### To be done
Track down each line that has the word "date" and copy it.

### Source material

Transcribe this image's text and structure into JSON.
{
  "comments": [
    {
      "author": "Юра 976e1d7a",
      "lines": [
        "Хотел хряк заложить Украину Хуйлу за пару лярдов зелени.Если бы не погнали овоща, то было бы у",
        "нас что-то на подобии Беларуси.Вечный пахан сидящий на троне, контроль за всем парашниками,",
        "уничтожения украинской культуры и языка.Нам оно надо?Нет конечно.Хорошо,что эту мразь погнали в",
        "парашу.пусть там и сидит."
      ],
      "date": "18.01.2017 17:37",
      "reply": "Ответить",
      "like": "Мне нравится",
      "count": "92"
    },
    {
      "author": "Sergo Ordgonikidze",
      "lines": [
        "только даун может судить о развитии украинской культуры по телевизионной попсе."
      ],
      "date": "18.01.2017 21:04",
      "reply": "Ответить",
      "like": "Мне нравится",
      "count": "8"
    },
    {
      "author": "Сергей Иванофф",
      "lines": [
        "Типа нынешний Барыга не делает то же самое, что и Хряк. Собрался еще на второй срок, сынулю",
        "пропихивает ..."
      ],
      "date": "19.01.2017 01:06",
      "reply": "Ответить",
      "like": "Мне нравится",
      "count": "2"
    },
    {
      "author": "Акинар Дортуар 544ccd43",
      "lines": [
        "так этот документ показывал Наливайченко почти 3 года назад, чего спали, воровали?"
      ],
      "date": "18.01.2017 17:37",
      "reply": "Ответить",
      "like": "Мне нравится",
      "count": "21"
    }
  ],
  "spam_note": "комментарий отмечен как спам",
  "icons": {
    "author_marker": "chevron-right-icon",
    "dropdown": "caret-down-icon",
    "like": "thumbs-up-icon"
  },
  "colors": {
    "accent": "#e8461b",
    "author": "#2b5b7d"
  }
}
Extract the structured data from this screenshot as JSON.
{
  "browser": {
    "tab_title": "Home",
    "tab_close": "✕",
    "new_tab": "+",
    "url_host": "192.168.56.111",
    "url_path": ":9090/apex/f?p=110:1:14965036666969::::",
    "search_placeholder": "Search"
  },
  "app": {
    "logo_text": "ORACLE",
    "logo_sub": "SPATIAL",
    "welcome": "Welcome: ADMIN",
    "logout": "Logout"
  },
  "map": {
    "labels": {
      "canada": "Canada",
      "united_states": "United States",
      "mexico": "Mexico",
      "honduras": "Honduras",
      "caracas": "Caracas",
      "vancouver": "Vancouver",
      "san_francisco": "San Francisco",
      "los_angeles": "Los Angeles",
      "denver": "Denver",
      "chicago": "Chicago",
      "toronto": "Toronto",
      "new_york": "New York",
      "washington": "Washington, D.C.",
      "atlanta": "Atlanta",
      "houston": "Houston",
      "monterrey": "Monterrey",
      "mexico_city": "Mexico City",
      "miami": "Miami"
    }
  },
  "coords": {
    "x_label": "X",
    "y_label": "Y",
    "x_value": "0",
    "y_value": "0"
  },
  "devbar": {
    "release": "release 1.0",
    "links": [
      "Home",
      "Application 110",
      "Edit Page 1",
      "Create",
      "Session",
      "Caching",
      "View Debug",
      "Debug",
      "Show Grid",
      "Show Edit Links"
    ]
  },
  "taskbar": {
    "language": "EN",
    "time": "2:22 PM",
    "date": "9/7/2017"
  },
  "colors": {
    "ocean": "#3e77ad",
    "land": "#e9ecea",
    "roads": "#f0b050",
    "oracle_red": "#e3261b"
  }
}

### Worked answer
      "date": "18.01.2017 17:37",
      "date": "18.01.2017 21:04",
      "date": "19.01.2017 01:06",
      "date": "18.01.2017 17:37",
    "date": "9/7/2017"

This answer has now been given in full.